WHAT TO WORK ON => What follows is a listing. Return every line of it exactly.

MATERIAL TO PROCESS =>
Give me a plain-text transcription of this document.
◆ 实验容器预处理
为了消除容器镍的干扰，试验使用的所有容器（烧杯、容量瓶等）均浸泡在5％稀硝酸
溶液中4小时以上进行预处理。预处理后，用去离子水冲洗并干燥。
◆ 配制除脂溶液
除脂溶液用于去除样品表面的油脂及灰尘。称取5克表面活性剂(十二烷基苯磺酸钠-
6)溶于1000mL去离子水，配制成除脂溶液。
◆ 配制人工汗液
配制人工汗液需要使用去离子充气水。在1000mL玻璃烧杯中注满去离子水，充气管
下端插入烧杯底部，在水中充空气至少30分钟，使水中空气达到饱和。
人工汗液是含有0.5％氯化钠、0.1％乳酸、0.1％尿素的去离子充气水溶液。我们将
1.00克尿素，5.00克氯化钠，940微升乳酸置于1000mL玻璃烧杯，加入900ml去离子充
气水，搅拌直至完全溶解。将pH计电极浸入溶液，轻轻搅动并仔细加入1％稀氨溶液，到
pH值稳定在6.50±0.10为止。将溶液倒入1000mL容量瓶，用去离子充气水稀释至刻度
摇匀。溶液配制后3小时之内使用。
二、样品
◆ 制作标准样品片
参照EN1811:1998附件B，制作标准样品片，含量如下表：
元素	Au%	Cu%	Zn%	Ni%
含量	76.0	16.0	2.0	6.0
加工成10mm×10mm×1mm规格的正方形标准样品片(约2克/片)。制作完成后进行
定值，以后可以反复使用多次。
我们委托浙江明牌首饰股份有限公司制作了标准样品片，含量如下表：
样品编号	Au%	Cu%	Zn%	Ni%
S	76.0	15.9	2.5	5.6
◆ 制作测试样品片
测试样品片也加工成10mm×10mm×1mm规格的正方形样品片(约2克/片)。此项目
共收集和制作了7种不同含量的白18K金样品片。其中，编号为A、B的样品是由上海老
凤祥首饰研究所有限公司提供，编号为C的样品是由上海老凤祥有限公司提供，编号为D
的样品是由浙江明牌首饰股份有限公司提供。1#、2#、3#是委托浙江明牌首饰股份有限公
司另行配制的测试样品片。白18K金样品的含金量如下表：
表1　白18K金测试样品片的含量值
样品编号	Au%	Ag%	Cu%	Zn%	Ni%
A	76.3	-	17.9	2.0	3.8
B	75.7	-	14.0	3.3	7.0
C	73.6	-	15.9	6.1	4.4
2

SOLUTION =>
Give me a plain-text transcription of this document.
◆ 实验容器预处理
为了消除容器镍的干扰，试验使用的所有容器（烧杯、容量瓶等）均浸泡在5％稀硝酸
溶液中4小时以上进行预处理。预处理后，用去离子水冲洗并干燥。
◆ 配制除脂溶液
除脂溶液用于去除样品表面的油脂及灰尘。称取5克表面活性剂(十二烷基苯磺酸钠-
6)溶于1000mL去离子水，配制成除脂溶液。
◆ 配制人工汗液
配制人工汗液需要使用去离子充气水。在1000mL玻璃烧杯中注满去离子水，充气管
下端插入烧杯底部，在水中充空气至少30分钟，使水中空气达到饱和。
人工汗液是含有0.5％氯化钠、0.1％乳酸、0.1％尿素的去离子充气水溶液。我们将
1.00克尿素，5.00克氯化钠，940微升乳酸置于1000mL玻璃烧杯，加入900ml去离子充
气水，搅拌直至完全溶解。将pH计电极浸入溶液，轻轻搅动并仔细加入1％稀氨溶液，到
pH值稳定在6.50±0.10为止。将溶液倒入1000mL容量瓶，用去离子充气水稀释至刻度
摇匀。溶液配制后3小时之内使用。
二、样品
◆ 制作标准样品片
参照EN1811:1998附件B，制作标准样品片，含量如下表：
元素	Au%	Cu%	Zn%	Ni%
含量	76.0	16.0	2.0	6.0
加工成10mm×10mm×1mm规格的正方形标准样品片(约2克/片)。制作完成后进行
定值，以后可以反复使用多次。
我们委托浙江明牌首饰股份有限公司制作了标准样品片，含量如下表：
样品编号	Au%	Cu%	Zn%	Ni%
S	76.0	15.9	2.5	5.6
◆ 制作测试样品片
测试样品片也加工成10mm×10mm×1mm规格的正方形样品片(约2克/片)。此项目
共收集和制作了7种不同含量的白18K金样品片。其中，编号为A、B的样品是由上海老
凤祥首饰研究所有限公司提供，编号为C的样品是由上海老凤祥有限公司提供，编号为D
的样品是由浙江明牌首饰股份有限公司提供。1#、2#、3#是委托浙江明牌首饰股份有限公
司另行配制的测试样品片。白18K金样品的含金量如下表：
表1　白18K金测试样品片的含量值
样品编号	Au%	Ag%	Cu%	Zn%	Ni%
A	76.3	-	17.9	2.0	3.8
B	75.7	-	14.0	3.3	7.0
C	73.6	-	15.9	6.1	4.4
2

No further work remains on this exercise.